Written request: Check every line of the material below for the string "title", and return the ones that have it.

[START]

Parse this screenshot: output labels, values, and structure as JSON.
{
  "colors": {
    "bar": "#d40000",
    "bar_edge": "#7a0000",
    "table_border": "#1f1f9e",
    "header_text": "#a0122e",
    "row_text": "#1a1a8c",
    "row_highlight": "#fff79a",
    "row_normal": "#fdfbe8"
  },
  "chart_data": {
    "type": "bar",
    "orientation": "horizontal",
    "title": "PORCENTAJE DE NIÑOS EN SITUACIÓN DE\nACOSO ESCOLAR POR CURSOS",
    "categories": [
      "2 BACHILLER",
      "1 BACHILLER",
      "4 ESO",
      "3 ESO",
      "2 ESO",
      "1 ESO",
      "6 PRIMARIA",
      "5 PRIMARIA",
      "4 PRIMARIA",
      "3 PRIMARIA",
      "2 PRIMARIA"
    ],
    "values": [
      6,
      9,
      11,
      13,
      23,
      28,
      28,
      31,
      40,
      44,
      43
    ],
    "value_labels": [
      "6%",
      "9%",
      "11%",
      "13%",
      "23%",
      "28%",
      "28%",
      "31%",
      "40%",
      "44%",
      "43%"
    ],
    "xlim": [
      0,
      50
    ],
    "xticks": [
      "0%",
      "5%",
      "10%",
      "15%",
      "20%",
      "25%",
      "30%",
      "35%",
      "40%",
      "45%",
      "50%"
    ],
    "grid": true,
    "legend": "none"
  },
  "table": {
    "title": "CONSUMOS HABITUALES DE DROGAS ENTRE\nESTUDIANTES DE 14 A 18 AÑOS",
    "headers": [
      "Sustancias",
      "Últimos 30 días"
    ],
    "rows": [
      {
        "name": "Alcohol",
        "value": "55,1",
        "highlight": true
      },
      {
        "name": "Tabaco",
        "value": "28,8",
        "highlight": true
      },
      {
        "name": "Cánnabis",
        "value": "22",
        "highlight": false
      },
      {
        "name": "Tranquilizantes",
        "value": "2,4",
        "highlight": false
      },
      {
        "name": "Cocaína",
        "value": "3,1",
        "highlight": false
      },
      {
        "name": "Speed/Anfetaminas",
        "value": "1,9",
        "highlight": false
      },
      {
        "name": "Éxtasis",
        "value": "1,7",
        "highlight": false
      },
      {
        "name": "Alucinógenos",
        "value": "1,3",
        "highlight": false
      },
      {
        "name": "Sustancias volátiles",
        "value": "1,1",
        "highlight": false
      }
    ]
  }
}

[END]

Solution to this task:
    "title": "PORCENTAJE DE NIÑOS EN SITUACIÓN DE\nACOSO ESCOLAR POR CURSOS",
    "title": "CONSUMOS HABITUALES DE DROGAS ENTRE\nESTUDIANTES DE 14 A 18 AÑOS",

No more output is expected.